# Stated task
Using the material below, work out how many lines contain the word "name". Reply with the number and nothing more.

>> begin Data for this task

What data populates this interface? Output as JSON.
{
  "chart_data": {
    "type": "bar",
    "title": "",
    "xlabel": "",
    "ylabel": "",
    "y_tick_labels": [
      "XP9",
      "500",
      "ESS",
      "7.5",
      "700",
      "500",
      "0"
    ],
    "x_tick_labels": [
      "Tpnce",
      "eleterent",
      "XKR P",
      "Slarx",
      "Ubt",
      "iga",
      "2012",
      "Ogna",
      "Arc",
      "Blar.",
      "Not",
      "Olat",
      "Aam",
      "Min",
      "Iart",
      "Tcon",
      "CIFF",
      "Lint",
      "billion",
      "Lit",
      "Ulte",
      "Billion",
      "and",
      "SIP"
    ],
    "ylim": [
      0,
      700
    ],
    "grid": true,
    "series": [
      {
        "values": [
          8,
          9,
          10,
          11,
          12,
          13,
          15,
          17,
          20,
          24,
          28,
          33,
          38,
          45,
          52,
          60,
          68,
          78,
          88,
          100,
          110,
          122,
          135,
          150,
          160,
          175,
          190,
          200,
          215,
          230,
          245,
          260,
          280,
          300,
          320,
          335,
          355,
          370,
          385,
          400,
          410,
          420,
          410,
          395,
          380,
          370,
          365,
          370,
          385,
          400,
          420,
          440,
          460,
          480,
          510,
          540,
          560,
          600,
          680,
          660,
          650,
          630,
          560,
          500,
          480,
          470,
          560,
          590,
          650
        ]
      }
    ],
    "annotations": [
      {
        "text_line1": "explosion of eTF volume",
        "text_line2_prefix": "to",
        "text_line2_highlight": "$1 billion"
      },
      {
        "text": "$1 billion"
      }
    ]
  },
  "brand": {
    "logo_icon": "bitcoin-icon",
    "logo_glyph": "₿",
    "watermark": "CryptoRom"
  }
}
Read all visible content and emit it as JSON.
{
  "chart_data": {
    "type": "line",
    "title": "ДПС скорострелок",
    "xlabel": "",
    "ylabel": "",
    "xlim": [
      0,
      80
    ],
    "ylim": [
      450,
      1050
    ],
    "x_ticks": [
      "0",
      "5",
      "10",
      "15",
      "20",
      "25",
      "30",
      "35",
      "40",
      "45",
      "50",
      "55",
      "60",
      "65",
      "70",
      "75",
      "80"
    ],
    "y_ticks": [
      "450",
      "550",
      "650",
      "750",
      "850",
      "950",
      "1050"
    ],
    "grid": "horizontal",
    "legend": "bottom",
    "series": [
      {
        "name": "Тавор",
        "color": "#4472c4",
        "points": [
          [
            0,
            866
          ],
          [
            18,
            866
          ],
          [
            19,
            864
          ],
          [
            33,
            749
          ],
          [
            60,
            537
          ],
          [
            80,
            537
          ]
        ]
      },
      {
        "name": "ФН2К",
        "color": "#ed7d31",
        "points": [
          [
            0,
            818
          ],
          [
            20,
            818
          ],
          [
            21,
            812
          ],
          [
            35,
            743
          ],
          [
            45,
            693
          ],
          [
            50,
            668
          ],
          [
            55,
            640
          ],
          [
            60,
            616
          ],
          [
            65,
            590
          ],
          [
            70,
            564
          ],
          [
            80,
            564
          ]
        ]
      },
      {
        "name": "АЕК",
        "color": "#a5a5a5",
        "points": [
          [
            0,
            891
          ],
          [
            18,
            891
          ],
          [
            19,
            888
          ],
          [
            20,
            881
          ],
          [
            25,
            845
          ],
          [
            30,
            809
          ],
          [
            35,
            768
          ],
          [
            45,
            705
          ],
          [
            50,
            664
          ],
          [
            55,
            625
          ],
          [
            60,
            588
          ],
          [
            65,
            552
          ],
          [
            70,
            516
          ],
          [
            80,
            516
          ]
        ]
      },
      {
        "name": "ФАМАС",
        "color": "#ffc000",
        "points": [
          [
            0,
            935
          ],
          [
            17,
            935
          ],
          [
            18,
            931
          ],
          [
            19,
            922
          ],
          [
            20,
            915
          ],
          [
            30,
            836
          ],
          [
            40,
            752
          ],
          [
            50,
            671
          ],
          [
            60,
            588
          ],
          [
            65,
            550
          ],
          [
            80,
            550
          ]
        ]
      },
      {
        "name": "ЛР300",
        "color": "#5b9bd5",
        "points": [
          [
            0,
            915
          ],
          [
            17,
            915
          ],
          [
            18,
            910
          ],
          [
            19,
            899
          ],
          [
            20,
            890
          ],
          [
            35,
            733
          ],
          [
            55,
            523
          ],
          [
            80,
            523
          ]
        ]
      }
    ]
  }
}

>> end Data for this task

# Finished exercise
5